Locate each line holding the string "ADAPTATIONS" and copy it.

+ + + + + + +

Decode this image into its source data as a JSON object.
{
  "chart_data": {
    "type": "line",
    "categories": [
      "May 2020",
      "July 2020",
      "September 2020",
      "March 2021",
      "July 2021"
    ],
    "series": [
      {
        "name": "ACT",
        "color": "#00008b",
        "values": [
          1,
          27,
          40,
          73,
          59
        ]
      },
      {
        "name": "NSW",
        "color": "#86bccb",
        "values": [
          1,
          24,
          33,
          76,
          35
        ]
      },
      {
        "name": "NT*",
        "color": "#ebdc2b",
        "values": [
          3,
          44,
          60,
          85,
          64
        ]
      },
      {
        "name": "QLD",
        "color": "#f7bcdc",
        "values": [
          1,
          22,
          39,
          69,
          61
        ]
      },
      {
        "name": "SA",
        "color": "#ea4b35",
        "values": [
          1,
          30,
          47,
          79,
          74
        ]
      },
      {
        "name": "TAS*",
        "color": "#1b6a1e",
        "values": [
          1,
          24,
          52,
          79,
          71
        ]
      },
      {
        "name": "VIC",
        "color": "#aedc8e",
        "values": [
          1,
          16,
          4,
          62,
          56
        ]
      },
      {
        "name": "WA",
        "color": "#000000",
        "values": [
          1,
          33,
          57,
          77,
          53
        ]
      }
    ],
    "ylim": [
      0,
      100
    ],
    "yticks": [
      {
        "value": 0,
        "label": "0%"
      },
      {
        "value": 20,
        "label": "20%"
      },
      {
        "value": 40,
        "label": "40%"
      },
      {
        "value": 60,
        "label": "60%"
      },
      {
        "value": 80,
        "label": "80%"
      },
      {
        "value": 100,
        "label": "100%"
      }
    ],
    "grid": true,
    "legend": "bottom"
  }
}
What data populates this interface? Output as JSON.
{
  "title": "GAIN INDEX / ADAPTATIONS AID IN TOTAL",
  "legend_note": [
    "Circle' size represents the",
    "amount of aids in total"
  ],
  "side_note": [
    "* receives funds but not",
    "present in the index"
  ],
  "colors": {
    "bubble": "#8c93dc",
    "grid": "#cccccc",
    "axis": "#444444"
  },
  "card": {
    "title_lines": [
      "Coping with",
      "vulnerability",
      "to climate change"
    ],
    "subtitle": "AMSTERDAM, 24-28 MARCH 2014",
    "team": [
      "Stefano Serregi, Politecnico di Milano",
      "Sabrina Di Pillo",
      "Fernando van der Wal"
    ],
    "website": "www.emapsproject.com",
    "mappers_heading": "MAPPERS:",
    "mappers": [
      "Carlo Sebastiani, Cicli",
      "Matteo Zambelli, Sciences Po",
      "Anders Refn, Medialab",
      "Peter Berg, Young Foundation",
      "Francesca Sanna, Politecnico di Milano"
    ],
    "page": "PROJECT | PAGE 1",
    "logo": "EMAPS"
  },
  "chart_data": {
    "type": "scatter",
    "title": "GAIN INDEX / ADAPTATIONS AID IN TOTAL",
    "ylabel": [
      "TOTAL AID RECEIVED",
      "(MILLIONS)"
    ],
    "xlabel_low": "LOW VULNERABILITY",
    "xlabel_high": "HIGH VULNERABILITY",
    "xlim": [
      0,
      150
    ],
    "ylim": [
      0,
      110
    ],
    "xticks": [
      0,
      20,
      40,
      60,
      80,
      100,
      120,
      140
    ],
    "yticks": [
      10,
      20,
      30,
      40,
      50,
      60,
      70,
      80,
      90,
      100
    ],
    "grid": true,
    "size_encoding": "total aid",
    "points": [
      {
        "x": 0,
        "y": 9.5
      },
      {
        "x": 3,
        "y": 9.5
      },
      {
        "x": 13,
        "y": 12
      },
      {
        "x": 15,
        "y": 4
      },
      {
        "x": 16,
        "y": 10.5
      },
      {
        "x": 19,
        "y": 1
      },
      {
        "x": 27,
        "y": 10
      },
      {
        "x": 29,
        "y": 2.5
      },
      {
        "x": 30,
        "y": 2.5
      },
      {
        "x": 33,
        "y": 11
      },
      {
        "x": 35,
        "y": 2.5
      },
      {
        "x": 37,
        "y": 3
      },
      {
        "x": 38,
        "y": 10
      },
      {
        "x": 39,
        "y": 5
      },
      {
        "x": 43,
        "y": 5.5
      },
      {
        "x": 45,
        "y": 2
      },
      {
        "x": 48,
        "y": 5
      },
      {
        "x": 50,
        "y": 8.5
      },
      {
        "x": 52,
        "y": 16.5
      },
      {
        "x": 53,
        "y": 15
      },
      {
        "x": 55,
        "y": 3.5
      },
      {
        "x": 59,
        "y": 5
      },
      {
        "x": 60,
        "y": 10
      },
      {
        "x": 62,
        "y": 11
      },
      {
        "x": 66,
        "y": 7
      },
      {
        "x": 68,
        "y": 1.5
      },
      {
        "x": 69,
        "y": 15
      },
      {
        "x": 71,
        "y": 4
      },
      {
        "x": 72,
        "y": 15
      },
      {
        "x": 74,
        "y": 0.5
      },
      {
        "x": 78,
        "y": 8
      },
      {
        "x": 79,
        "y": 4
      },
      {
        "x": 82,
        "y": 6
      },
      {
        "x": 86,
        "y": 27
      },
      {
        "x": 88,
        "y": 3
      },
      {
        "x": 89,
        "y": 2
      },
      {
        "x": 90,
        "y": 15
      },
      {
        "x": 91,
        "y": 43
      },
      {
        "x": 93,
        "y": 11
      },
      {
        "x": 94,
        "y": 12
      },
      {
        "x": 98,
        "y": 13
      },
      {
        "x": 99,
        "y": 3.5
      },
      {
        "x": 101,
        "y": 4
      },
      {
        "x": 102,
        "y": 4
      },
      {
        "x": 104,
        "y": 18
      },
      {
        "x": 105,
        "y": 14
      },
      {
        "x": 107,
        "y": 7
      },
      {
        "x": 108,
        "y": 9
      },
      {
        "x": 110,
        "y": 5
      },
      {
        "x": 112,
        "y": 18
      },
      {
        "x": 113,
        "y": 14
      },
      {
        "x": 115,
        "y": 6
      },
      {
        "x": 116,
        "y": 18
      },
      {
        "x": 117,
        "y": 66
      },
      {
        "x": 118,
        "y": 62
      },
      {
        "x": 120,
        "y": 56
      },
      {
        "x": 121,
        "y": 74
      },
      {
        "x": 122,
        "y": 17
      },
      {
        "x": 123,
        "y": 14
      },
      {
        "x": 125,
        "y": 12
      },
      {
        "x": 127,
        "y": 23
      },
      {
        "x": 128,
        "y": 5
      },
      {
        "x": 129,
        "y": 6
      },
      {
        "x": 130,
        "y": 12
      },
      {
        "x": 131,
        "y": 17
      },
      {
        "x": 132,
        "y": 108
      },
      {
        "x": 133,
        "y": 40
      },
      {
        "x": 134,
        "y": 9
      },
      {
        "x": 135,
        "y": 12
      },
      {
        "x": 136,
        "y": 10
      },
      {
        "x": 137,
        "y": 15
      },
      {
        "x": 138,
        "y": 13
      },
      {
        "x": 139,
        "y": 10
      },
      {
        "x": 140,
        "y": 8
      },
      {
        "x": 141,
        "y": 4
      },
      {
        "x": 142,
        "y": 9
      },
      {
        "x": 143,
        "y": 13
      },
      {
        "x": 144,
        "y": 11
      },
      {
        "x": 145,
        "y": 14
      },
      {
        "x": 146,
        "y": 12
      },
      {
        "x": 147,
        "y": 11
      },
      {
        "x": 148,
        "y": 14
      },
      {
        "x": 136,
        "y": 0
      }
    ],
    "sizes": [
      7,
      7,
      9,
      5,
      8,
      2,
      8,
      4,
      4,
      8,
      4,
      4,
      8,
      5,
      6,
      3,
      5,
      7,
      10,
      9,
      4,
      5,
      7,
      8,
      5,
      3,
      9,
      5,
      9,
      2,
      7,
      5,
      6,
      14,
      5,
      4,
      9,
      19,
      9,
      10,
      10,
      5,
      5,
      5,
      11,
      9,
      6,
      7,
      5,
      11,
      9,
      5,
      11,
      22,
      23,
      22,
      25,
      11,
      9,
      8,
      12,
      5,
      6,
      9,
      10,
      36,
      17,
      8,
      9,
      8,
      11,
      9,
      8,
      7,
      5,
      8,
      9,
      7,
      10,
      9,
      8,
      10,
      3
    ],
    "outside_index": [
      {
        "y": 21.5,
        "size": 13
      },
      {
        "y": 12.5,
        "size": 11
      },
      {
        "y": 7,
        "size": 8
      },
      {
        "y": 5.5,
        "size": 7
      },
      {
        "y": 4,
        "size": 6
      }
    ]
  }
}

+ + + + + + +

WRITTEN RESPONSE>
  "title": "GAIN INDEX / ADAPTATIONS AID IN TOTAL",
    "title": "GAIN INDEX / ADAPTATIONS AID IN TOTAL",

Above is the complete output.